▶ _INFORMATION PROVIDED_:
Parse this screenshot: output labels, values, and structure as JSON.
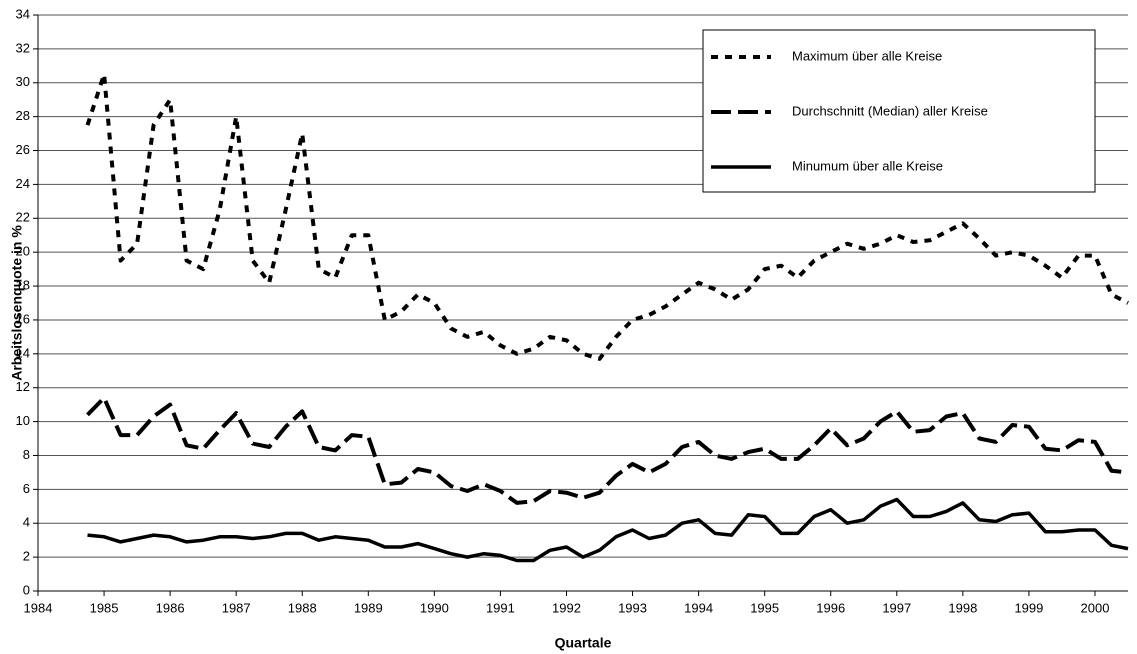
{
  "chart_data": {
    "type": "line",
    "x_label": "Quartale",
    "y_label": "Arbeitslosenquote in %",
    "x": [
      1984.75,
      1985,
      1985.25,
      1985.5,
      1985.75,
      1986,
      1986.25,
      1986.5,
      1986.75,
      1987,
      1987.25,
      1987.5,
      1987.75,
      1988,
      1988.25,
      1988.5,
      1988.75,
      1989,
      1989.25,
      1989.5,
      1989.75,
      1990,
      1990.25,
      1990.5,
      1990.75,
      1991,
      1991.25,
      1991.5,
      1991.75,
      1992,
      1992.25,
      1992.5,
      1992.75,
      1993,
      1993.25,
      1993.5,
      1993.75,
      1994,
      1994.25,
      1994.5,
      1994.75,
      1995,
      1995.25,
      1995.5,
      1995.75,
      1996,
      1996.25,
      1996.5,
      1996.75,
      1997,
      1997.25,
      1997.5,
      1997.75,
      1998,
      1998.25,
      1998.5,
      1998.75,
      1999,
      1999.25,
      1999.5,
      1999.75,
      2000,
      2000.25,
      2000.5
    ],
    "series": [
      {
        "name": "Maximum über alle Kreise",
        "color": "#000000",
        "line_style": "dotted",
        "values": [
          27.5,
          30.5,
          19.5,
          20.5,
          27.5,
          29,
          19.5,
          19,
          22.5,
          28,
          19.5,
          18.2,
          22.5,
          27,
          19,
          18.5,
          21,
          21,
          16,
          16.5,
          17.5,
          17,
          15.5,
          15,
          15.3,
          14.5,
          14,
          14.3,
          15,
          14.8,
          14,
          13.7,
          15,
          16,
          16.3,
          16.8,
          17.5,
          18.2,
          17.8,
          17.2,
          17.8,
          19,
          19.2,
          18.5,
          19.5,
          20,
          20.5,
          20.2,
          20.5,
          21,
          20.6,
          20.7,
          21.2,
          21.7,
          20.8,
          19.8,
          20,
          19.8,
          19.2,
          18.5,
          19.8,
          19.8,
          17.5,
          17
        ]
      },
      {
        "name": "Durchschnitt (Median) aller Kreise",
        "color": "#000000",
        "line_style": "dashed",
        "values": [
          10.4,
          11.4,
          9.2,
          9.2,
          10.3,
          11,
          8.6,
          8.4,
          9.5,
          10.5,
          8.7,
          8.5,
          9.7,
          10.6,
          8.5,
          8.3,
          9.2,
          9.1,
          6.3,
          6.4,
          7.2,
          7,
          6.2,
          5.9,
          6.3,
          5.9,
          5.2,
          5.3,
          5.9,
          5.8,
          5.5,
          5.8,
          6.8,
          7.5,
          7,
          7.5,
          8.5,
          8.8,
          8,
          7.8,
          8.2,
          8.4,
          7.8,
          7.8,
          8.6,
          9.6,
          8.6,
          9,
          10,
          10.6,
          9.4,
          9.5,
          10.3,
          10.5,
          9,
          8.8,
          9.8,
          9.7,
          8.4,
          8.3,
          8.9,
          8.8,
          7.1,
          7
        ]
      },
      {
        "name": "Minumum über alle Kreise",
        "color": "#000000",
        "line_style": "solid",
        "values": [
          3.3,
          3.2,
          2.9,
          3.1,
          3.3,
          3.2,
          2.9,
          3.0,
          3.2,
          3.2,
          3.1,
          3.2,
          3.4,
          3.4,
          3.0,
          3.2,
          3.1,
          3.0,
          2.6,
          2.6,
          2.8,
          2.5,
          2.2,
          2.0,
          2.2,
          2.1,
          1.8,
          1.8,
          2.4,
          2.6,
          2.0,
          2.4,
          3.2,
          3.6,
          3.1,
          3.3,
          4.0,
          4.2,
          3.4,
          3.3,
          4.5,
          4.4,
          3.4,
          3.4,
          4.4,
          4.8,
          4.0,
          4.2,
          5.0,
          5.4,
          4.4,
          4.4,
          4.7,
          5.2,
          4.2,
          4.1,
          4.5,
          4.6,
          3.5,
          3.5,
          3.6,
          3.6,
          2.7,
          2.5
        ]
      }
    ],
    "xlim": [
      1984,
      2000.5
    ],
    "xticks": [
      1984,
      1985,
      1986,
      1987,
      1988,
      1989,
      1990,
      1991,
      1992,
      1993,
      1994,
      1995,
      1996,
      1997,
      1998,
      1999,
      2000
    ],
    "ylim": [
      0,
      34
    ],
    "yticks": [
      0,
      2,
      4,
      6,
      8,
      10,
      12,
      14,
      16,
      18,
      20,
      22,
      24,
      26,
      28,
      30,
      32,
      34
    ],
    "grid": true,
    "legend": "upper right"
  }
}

▶ _STATED EXERCISE_:
Copy each line from the records above that includes the string "name".

▶ _COMPLETE RESPONSE_:
        "name": "Maximum über alle Kreise",
        "name": "Durchschnitt (Median) aller Kreise",
        "name": "Minumum über alle Kreise",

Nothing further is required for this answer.